(Exercise objective):
Each entry in the listing below should be restated word for word.

(Dataset records):
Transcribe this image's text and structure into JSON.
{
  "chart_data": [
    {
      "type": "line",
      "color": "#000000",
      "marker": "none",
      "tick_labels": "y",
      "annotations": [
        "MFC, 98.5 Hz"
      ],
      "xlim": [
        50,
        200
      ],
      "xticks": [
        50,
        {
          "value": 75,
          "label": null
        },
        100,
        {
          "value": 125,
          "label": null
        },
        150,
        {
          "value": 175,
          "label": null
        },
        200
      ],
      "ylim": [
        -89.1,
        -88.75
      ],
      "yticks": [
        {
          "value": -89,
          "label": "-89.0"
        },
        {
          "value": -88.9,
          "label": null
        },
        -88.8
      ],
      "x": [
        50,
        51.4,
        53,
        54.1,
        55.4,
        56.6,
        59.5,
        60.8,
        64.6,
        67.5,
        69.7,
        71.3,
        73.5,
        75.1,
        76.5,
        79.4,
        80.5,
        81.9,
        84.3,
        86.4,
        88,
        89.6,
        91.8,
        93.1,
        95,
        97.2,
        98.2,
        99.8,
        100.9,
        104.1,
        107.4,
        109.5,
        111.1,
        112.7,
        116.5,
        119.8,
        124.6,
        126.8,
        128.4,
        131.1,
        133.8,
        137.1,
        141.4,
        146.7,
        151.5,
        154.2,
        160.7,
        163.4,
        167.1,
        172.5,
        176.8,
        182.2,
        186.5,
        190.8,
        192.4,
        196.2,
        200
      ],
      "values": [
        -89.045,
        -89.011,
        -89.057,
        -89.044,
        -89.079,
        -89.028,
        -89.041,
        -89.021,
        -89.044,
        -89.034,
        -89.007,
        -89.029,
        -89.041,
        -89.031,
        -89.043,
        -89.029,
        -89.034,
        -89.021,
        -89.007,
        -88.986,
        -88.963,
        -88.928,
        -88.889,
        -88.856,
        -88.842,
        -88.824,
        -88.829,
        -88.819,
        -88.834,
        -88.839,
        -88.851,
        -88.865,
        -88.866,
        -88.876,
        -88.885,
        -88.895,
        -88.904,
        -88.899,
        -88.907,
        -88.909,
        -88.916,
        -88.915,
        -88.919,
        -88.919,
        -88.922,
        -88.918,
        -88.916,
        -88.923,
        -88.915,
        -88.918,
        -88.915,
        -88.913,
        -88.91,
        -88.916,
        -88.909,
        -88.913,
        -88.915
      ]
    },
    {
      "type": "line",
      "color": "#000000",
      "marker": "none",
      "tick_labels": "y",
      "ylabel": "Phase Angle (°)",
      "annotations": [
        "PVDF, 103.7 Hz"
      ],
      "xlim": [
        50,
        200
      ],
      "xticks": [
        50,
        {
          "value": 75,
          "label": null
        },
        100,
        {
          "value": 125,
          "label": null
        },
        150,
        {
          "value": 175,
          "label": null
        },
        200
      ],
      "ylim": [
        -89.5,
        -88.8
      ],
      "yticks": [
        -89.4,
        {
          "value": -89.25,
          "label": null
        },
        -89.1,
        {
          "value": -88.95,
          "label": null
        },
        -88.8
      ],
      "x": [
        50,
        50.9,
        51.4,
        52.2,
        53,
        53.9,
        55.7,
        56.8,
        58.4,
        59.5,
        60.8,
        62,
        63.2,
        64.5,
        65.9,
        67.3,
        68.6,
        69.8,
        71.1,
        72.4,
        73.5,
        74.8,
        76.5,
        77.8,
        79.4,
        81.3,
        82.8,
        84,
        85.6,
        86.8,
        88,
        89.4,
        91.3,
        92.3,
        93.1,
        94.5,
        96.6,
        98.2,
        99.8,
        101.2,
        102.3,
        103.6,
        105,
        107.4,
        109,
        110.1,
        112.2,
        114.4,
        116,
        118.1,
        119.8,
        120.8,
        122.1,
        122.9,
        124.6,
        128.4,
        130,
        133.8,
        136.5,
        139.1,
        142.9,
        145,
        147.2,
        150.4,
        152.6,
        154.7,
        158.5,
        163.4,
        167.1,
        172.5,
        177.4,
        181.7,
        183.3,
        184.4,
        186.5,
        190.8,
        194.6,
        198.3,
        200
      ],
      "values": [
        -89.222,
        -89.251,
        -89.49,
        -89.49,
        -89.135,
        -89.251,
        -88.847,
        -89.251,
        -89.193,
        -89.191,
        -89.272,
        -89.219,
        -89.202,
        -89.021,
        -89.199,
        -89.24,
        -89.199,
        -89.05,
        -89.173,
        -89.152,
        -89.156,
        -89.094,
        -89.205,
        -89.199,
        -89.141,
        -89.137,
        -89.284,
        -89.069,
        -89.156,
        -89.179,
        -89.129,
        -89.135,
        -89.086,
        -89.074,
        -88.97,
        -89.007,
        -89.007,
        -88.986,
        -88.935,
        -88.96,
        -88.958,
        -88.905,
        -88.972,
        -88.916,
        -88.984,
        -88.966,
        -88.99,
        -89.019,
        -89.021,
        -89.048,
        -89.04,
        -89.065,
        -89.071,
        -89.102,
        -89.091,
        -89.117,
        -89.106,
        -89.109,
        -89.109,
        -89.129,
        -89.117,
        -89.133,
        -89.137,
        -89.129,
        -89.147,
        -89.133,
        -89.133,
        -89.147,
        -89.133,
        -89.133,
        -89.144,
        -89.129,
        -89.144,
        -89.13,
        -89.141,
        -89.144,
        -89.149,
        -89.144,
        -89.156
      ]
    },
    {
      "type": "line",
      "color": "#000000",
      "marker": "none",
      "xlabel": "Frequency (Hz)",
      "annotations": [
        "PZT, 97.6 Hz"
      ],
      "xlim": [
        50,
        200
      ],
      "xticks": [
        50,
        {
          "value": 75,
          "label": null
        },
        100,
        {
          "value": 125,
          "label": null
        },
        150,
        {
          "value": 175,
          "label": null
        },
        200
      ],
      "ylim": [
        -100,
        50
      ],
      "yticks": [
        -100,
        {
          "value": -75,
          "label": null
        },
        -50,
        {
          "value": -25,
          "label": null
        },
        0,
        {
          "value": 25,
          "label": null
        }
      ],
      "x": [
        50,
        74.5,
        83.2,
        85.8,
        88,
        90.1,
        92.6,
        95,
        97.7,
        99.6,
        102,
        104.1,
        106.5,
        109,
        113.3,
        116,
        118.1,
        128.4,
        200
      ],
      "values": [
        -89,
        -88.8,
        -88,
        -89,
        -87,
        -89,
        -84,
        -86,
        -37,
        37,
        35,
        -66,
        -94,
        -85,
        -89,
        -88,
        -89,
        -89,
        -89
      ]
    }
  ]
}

(Finished task):
Transcribe this image's text and structure into JSON.
{
  "chart_data": [
    {
      "type": "line",
      "color": "#000000",
      "marker": "none",
      "tick_labels": "y",
      "annotations": [
        "MFC, 98.5 Hz"
      ],
      "xlim": [
        50,
        200
      ],
      "xticks": [
        50,
        {
          "value": 75,
          "label": null
        },
        100,
        {
          "value": 125,
          "label": null
        },
        150,
        {
          "value": 175,
          "label": null
        },
        200
      ],
      "ylim": [
        -89.1,
        -88.75
      ],
      "yticks": [
        {
          "value": -89,
          "label": "-89.0"
        },
        {
          "value": -88.9,
          "label": null
        },
        -88.8
      ],
      "x": [
        50,
        51.4,
        53,
        54.1,
        55.4,
        56.6,
        59.5,
        60.8,
        64.6,
        67.5,
        69.7,
        71.3,
        73.5,
        75.1,
        76.5,
        79.4,
        80.5,
        81.9,
        84.3,
        86.4,
        88,
        89.6,
        91.8,
        93.1,
        95,
        97.2,
        98.2,
        99.8,
        100.9,
        104.1,
        107.4,
        109.5,
        111.1,
        112.7,
        116.5,
        119.8,
        124.6,
        126.8,
        128.4,
        131.1,
        133.8,
        137.1,
        141.4,
        146.7,
        151.5,
        154.2,
        160.7,
        163.4,
        167.1,
        172.5,
        176.8,
        182.2,
        186.5,
        190.8,
        192.4,
        196.2,
        200
      ],
      "values": [
        -89.045,
        -89.011,
        -89.057,
        -89.044,
        -89.079,
        -89.028,
        -89.041,
        -89.021,
        -89.044,
        -89.034,
        -89.007,
        -89.029,
        -89.041,
        -89.031,
        -89.043,
        -89.029,
        -89.034,
        -89.021,
        -89.007,
        -88.986,
        -88.963,
        -88.928,
        -88.889,
        -88.856,
        -88.842,
        -88.824,
        -88.829,
        -88.819,
        -88.834,
        -88.839,
        -88.851,
        -88.865,
        -88.866,
        -88.876,
        -88.885,
        -88.895,
        -88.904,
        -88.899,
        -88.907,
        -88.909,
        -88.916,
        -88.915,
        -88.919,
        -88.919,
        -88.922,
        -88.918,
        -88.916,
        -88.923,
        -88.915,
        -88.918,
        -88.915,
        -88.913,
        -88.91,
        -88.916,
        -88.909,
        -88.913,
        -88.915
      ]
    },
    {
      "type": "line",
      "color": "#000000",
      "marker": "none",
      "tick_labels": "y",
      "ylabel": "Phase Angle (°)",
      "annotations": [
        "PVDF, 103.7 Hz"
      ],
      "xlim": [
        50,
        200
      ],
      "xticks": [
        50,
        {
          "value": 75,
          "label": null
        },
        100,
        {
          "value": 125,
          "label": null
        },
        150,
        {
          "value": 175,
          "label": null
        },
        200
      ],
      "ylim": [
        -89.5,
        -88.8
      ],
      "yticks": [
        -89.4,
        {
          "value": -89.25,
          "label": null
        },
        -89.1,
        {
          "value": -88.95,
          "label": null
        },
        -88.8
      ],
      "x": [
        50,
        50.9,
        51.4,
        52.2,
        53,
        53.9,
        55.7,
        56.8,
        58.4,
        59.5,
        60.8,
        62,
        63.2,
        64.5,
        65.9,
        67.3,
        68.6,
        69.8,
        71.1,
        72.4,
        73.5,
        74.8,
        76.5,
        77.8,
        79.4,
        81.3,
        82.8,
        84,
        85.6,
        86.8,
        88,
        89.4,
        91.3,
        92.3,
        93.1,
        94.5,
        96.6,
        98.2,
        99.8,
        101.2,
        102.3,
        103.6,
        105,
        107.4,
        109,
        110.1,
        112.2,
        114.4,
        116,
        118.1,
        119.8,
        120.8,
        122.1,
        122.9,
        124.6,
        128.4,
        130,
        133.8,
        136.5,
        139.1,
        142.9,
        145,
        147.2,
        150.4,
        152.6,
        154.7,
        158.5,
        163.4,
        167.1,
        172.5,
        177.4,
        181.7,
        183.3,
        184.4,
        186.5,
        190.8,
        194.6,
        198.3,
        200
      ],
      "values": [
        -89.222,
        -89.251,
        -89.49,
        -89.49,
        -89.135,
        -89.251,
        -88.847,
        -89.251,
        -89.193,
        -89.191,
        -89.272,
        -89.219,
        -89.202,
        -89.021,
        -89.199,
        -89.24,
        -89.199,
        -89.05,
        -89.173,
        -89.152,
        -89.156,
        -89.094,
        -89.205,
        -89.199,
        -89.141,
        -89.137,
        -89.284,
        -89.069,
        -89.156,
        -89.179,
        -89.129,
        -89.135,
        -89.086,
        -89.074,
        -88.97,
        -89.007,
        -89.007,
        -88.986,
        -88.935,
        -88.96,
        -88.958,
        -88.905,
        -88.972,
        -88.916,
        -88.984,
        -88.966,
        -88.99,
        -89.019,
        -89.021,
        -89.048,
        -89.04,
        -89.065,
        -89.071,
        -89.102,
        -89.091,
        -89.117,
        -89.106,
        -89.109,
        -89.109,
        -89.129,
        -89.117,
        -89.133,
        -89.137,
        -89.129,
        -89.147,
        -89.133,
        -89.133,
        -89.147,
        -89.133,
        -89.133,
        -89.144,
        -89.129,
        -89.144,
        -89.13,
        -89.141,
        -89.144,
        -89.149,
        -89.144,
        -89.156
      ]
    },
    {
      "type": "line",
      "color": "#000000",
      "marker": "none",
      "xlabel": "Frequency (Hz)",
      "annotations": [
        "PZT, 97.6 Hz"
      ],
      "xlim": [
        50,
        200
      ],
      "xticks": [
        50,
        {
          "value": 75,
          "label": null
        },
        100,
        {
          "value": 125,
          "label": null
        },
        150,
        {
          "value": 175,
          "label": null
        },
        200
      ],
      "ylim": [
        -100,
        50
      ],
      "yticks": [
        -100,
        {
          "value": -75,
          "label": null
        },
        -50,
        {
          "value": -25,
          "label": null
        },
        0,
        {
          "value": 25,
          "label": null
        }
      ],
      "x": [
        50,
        74.5,
        83.2,
        85.8,
        88,
        90.1,
        92.6,
        95,
        97.7,
        99.6,
        102,
        104.1,
        106.5,
        109,
        113.3,
        116,
        118.1,
        128.4,
        200
      ],
      "values": [
        -89,
        -88.8,
        -88,
        -89,
        -87,
        -89,
        -84,
        -86,
        -37,
        37,
        35,
        -66,
        -94,
        -85,
        -89,
        -88,
        -89,
        -89,
        -89
      ]
    }
  ]
}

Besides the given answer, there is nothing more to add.